- _Objective_:
Return each line containing the string "electrodes".

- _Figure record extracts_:
○ ○ ○
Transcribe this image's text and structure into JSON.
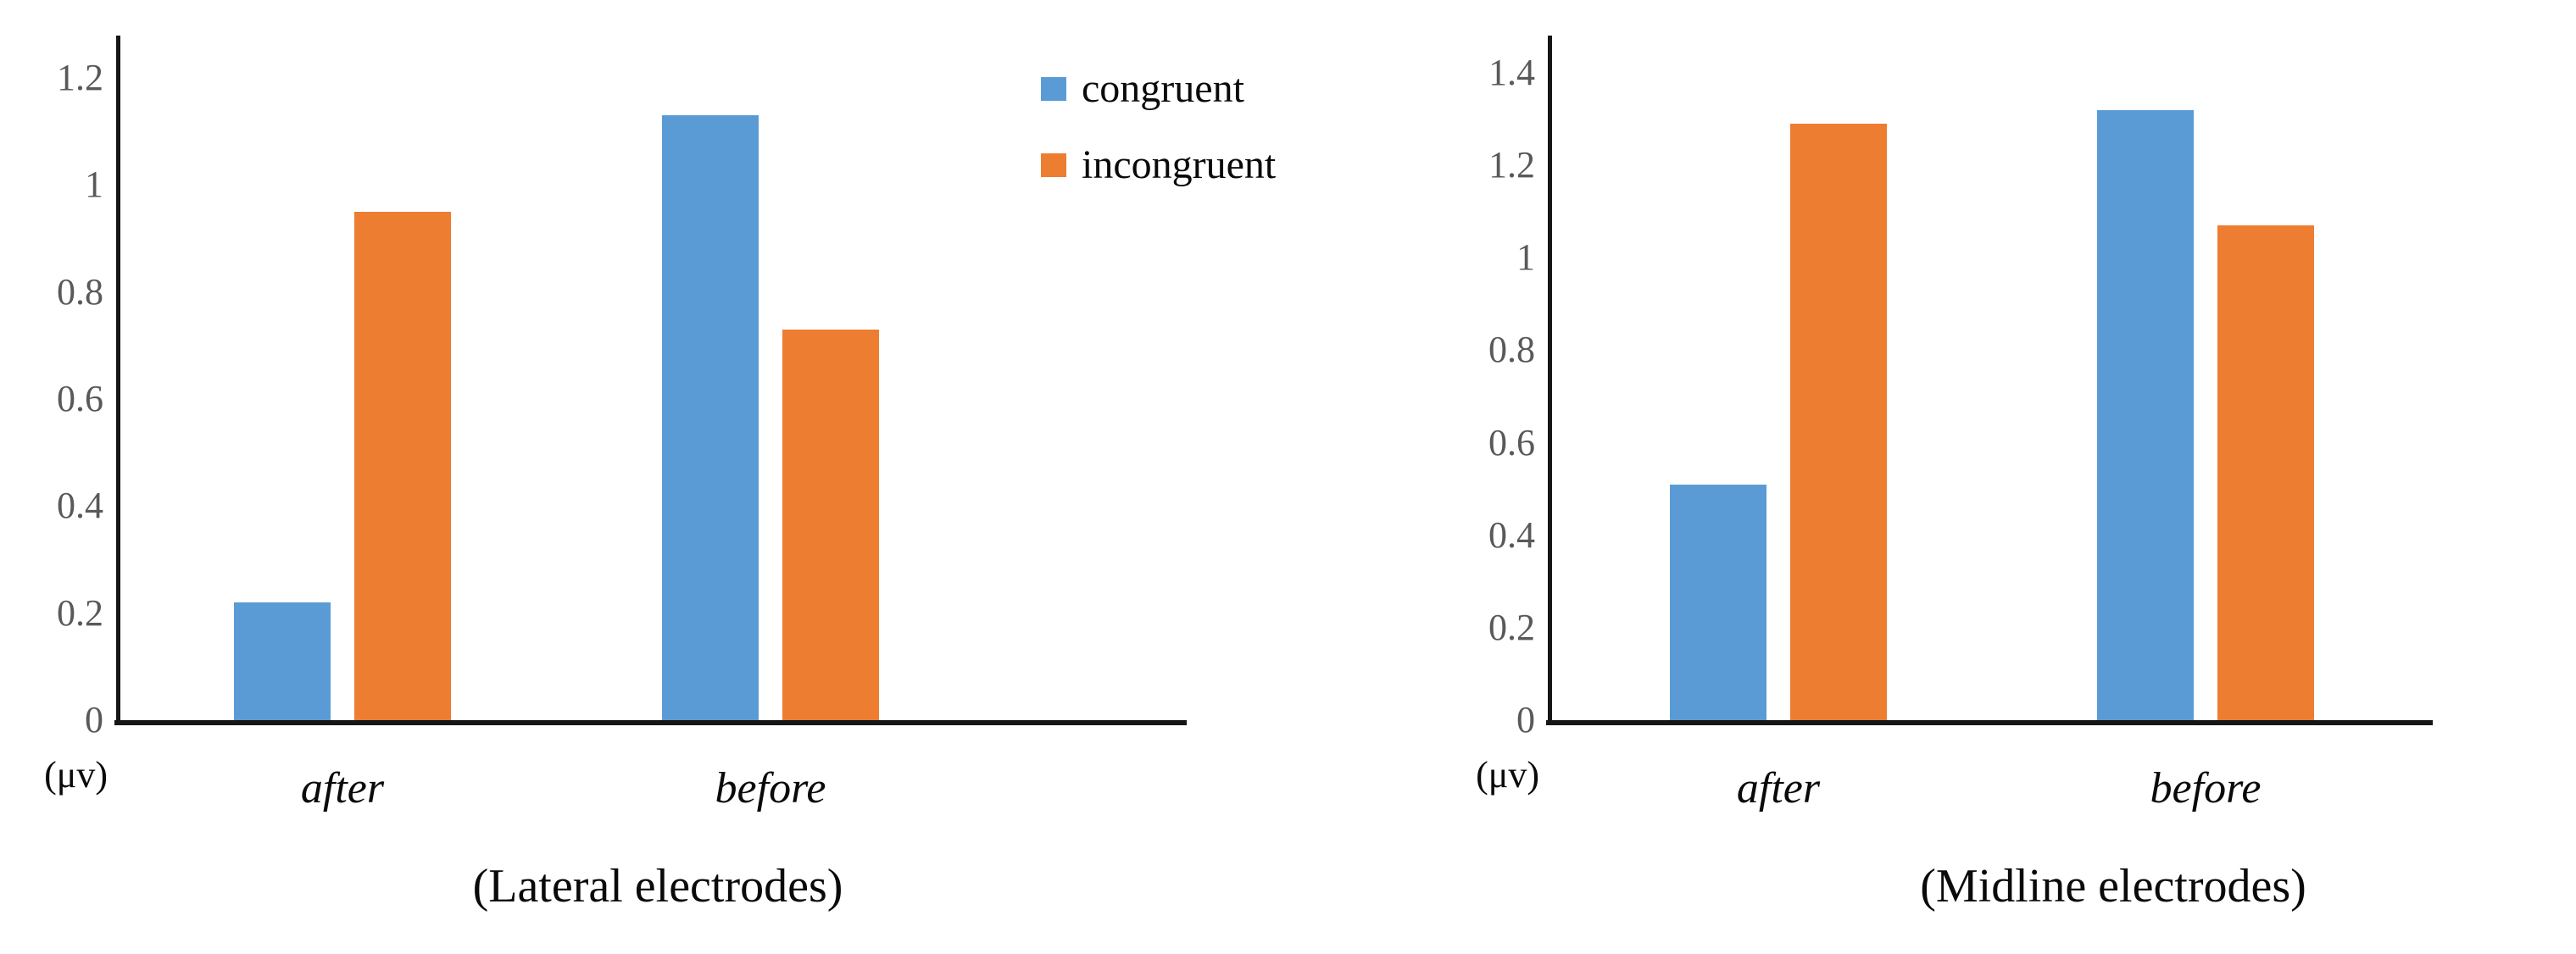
{
  "figure": {
    "background": "#ffffff"
  },
  "legend": {
    "items": [
      {
        "label": "congruent",
        "color": "#5B9BD5"
      },
      {
        "label": "incongruent",
        "color": "#ED7D31"
      }
    ],
    "position": "top-center-between-charts"
  },
  "colors": {
    "axis": "#161616",
    "tick_text": "#595959",
    "label_text": "#0a0a0a",
    "congruent": "#5B9BD5",
    "incongruent": "#ED7D31"
  },
  "chart_data": [
    {
      "type": "bar",
      "title": "(Lateral electrodes)",
      "unit_label": "(μv)",
      "xlabel": "",
      "ylabel": "(μv)",
      "categories": [
        "after",
        "before"
      ],
      "series": [
        {
          "name": "congruent",
          "color": "#5B9BD5",
          "values": [
            0.22,
            1.13
          ]
        },
        {
          "name": "incongruent",
          "color": "#ED7D31",
          "values": [
            0.95,
            0.73
          ]
        }
      ],
      "ylim": [
        0,
        1.2
      ],
      "yticks": [
        "0",
        "0.2",
        "0.4",
        "0.6",
        "0.8",
        "1",
        "1.2"
      ],
      "grid": false,
      "legend_position": "right-of-chart"
    },
    {
      "type": "bar",
      "title": "(Midline electrodes)",
      "unit_label": "(μv)",
      "xlabel": "",
      "ylabel": "(μv)",
      "categories": [
        "after",
        "before"
      ],
      "series": [
        {
          "name": "congruent",
          "color": "#5B9BD5",
          "values": [
            0.51,
            1.32
          ]
        },
        {
          "name": "incongruent",
          "color": "#ED7D31",
          "values": [
            1.29,
            1.07
          ]
        }
      ],
      "ylim": [
        0,
        1.4
      ],
      "yticks": [
        "0",
        "0.2",
        "0.4",
        "0.6",
        "0.8",
        "1",
        "1.2",
        "1.4"
      ],
      "grid": false,
      "legend_position": "shared"
    }
  ]
}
○ ○ ○
- _Correct output_:
      "title": "(Lateral electrodes)",
      "title": "(Midline electrodes)",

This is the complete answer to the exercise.